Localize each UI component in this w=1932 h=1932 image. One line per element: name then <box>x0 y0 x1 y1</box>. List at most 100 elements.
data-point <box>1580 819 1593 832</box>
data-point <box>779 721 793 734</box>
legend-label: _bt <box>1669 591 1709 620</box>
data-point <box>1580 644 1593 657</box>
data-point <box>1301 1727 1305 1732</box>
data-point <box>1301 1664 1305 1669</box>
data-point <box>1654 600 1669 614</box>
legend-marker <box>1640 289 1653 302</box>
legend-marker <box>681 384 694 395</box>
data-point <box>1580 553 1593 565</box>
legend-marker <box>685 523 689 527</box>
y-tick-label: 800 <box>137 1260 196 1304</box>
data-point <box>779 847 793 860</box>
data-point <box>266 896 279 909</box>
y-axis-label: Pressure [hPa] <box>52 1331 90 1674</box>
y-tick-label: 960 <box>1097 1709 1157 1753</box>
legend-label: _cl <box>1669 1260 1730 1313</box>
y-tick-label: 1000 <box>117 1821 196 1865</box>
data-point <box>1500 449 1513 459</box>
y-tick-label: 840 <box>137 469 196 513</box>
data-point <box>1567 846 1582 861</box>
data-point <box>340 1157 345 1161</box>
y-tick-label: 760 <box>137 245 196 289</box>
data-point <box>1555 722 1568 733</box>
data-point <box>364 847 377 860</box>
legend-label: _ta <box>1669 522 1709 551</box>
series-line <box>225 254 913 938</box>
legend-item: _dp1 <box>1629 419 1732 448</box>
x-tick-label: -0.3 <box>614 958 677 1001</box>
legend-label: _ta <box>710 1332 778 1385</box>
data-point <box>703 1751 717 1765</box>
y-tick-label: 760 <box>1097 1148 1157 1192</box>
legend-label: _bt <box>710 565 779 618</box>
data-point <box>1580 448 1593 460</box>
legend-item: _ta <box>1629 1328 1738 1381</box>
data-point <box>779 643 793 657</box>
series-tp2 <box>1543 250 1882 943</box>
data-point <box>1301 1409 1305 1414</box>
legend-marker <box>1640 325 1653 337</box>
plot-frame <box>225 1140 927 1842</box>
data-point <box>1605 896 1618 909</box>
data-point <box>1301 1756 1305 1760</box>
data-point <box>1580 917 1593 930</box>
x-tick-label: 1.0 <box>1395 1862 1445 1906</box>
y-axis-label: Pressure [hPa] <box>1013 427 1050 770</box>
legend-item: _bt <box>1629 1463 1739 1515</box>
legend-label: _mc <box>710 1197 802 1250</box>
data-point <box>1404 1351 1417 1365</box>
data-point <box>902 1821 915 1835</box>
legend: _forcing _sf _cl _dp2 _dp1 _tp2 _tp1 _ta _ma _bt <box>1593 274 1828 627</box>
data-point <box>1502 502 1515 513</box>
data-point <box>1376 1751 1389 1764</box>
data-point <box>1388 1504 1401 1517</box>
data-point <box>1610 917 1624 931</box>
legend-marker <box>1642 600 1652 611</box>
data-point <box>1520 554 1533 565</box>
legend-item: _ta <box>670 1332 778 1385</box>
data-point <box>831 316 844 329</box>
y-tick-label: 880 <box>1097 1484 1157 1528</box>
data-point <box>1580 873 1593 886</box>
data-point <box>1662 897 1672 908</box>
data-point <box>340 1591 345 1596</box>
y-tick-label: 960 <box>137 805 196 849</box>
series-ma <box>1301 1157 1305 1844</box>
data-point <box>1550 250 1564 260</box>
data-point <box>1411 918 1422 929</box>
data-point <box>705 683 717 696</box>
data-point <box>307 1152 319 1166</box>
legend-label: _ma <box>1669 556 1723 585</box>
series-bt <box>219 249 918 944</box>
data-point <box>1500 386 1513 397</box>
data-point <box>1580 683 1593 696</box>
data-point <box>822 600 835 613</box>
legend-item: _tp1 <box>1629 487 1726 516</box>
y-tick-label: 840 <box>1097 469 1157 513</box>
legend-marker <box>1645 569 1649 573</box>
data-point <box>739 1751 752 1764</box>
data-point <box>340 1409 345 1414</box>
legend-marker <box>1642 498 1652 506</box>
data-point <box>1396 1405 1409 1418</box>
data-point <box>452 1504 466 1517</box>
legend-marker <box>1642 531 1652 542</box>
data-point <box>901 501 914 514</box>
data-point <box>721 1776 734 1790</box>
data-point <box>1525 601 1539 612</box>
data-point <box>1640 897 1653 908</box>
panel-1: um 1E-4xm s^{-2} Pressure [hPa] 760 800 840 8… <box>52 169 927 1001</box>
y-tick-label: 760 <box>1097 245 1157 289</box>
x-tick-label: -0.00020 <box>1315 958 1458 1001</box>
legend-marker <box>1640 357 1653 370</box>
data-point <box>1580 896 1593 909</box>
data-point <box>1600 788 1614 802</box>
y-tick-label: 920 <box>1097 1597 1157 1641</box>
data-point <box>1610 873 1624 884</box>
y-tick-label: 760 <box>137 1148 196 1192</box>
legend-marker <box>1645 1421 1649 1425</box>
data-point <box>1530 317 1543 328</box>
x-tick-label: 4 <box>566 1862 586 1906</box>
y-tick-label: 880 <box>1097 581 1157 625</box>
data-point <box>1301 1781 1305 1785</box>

Written task –
Copy every line of the items above without changing anything.

Expected answer –
Localize each UI component in this w=1932 h=1932 image. One line per element: name then <box>x0 y0 x1 y1</box>. List at most 100 elements.
data-point <box>1580 819 1593 832</box>
data-point <box>779 721 793 734</box>
legend-label: _bt <box>1669 591 1709 620</box>
data-point <box>1580 644 1593 657</box>
data-point <box>1301 1727 1305 1732</box>
data-point <box>1301 1664 1305 1669</box>
data-point <box>1654 600 1669 614</box>
legend-marker <box>1640 289 1653 302</box>
legend-marker <box>681 384 694 395</box>
data-point <box>1580 553 1593 565</box>
legend-marker <box>685 523 689 527</box>
y-tick-label: 800 <box>137 1260 196 1304</box>
data-point <box>779 847 793 860</box>
data-point <box>266 896 279 909</box>
y-axis-label: Pressure [hPa] <box>52 1331 90 1674</box>
y-tick-label: 960 <box>1097 1709 1157 1753</box>
legend-label: _cl <box>1669 1260 1730 1313</box>
y-tick-label: 1000 <box>117 1821 196 1865</box>
data-point <box>1500 449 1513 459</box>
y-tick-label: 840 <box>137 469 196 513</box>
data-point <box>1567 846 1582 861</box>
data-point <box>340 1157 345 1161</box>
y-tick-label: 760 <box>137 245 196 289</box>
data-point <box>1555 722 1568 733</box>
data-point <box>364 847 377 860</box>
legend-label: _ta <box>1669 522 1709 551</box>
series-line <box>225 254 913 938</box>
legend-item: _dp1 <box>1629 419 1732 448</box>
x-tick-label: -0.3 <box>614 958 677 1001</box>
legend-label: _ta <box>710 1332 778 1385</box>
data-point <box>703 1751 717 1765</box>
y-tick-label: 760 <box>1097 1148 1157 1192</box>
legend-label: _bt <box>710 565 779 618</box>
data-point <box>1580 448 1593 460</box>
legend-item: _ta <box>1629 1328 1738 1381</box>
data-point <box>779 643 793 657</box>
series-tp2 <box>1543 250 1882 943</box>
data-point <box>1301 1409 1305 1414</box>
legend-marker <box>1640 325 1653 337</box>
plot-frame <box>225 1140 927 1842</box>
data-point <box>1605 896 1618 909</box>
data-point <box>1301 1756 1305 1760</box>
data-point <box>1580 917 1593 930</box>
x-tick-label: 1.0 <box>1395 1862 1445 1906</box>
y-axis-label: Pressure [hPa] <box>1013 427 1050 770</box>
legend-item: _bt <box>1629 1463 1739 1515</box>
legend-label: _mc <box>710 1197 802 1250</box>
data-point <box>1404 1351 1417 1365</box>
data-point <box>902 1821 915 1835</box>
legend: _forcing _sf _cl _dp2 _dp1 _tp2 _tp1 _ta _ma _bt <box>1593 274 1828 627</box>
data-point <box>1502 502 1515 513</box>
data-point <box>1376 1751 1389 1764</box>
data-point <box>1388 1504 1401 1517</box>
data-point <box>1610 917 1624 931</box>
legend-marker <box>1642 600 1652 611</box>
data-point <box>1520 554 1533 565</box>
legend-item: _ta <box>670 1332 778 1385</box>
data-point <box>831 316 844 329</box>
y-tick-label: 880 <box>1097 1484 1157 1528</box>
data-point <box>1580 873 1593 886</box>
data-point <box>1662 897 1672 908</box>
data-point <box>340 1591 345 1596</box>
y-tick-label: 960 <box>137 805 196 849</box>
series-ma <box>1301 1157 1305 1844</box>
data-point <box>1550 250 1564 260</box>
data-point <box>1411 918 1422 929</box>
data-point <box>705 683 717 696</box>
data-point <box>307 1152 319 1166</box>
legend-label: _ma <box>1669 556 1723 585</box>
series-bt <box>219 249 918 944</box>
data-point <box>1500 386 1513 397</box>
data-point <box>1580 683 1593 696</box>
data-point <box>822 600 835 613</box>
legend-item: _tp1 <box>1629 487 1726 516</box>
y-tick-label: 840 <box>1097 469 1157 513</box>
legend-marker <box>1645 569 1649 573</box>
data-point <box>739 1751 752 1764</box>
data-point <box>340 1409 345 1414</box>
legend-marker <box>1642 498 1652 506</box>
data-point <box>1396 1405 1409 1418</box>
data-point <box>452 1504 466 1517</box>
legend-marker <box>1642 531 1652 542</box>
data-point <box>901 501 914 514</box>
data-point <box>721 1776 734 1790</box>
data-point <box>1525 601 1539 612</box>
data-point <box>1640 897 1653 908</box>
panel-1: um 1E-4xm s^{-2} Pressure [hPa] 760 800 840 8… <box>52 169 927 1001</box>
y-tick-label: 760 <box>1097 245 1157 289</box>
x-tick-label: -0.00020 <box>1315 958 1458 1001</box>
legend-marker <box>1640 357 1653 370</box>
data-point <box>1580 896 1593 909</box>
data-point <box>1600 788 1614 802</box>
y-tick-label: 920 <box>1097 1597 1157 1641</box>
data-point <box>1610 873 1624 884</box>
y-tick-label: 760 <box>137 1148 196 1192</box>
legend-marker <box>1645 1421 1649 1425</box>
data-point <box>1530 317 1543 328</box>
x-tick-label: 4 <box>566 1862 586 1906</box>
y-tick-label: 880 <box>1097 581 1157 625</box>
data-point <box>1301 1781 1305 1785</box>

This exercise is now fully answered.